MATERIALS PROVIDED start
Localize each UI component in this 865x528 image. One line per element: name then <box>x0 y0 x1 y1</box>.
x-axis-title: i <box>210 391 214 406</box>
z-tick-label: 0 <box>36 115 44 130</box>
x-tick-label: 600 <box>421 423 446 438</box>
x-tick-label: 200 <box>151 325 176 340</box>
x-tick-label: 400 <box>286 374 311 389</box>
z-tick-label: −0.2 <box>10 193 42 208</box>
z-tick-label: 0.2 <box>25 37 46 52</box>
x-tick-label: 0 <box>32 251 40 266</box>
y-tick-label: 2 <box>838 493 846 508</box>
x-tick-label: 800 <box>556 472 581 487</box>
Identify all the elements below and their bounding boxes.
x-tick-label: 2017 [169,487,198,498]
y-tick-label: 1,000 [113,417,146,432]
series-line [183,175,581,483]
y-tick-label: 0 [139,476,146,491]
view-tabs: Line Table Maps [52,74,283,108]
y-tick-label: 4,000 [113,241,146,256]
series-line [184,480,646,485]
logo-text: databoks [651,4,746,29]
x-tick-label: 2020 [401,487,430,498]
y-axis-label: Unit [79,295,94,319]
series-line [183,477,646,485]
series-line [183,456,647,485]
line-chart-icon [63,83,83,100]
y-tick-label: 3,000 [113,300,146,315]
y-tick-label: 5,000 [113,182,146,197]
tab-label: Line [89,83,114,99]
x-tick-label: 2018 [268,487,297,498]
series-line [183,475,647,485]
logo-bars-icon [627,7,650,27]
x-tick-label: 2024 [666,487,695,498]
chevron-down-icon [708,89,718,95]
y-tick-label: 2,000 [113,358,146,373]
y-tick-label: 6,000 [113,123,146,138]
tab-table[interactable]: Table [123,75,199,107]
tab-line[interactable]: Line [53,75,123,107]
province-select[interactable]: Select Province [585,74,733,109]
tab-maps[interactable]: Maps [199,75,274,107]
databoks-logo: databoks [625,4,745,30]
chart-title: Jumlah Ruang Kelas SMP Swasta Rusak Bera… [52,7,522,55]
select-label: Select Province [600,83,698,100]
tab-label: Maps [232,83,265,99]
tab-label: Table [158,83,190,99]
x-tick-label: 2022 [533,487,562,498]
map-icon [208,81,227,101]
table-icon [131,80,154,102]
MATERIALS PROVIDED end
Return the material from its first line through the line containing "x-tick-label: 200 <box>151 325 176 340</box>", both ends included, as a JSON list of strings with one string per line and blank lines omitted.

[
  "Localize each UI component in this 865x528 image. One line per element: name then <box>x0 y0 x1 y1</box>.",
  "x-axis-title: i <box>210 391 214 406</box>",
  "z-tick-label: 0 <box>36 115 44 130</box>",
  "x-tick-label: 600 <box>421 423 446 438</box>",
  "x-tick-label: 200 <box>151 325 176 340</box>"
]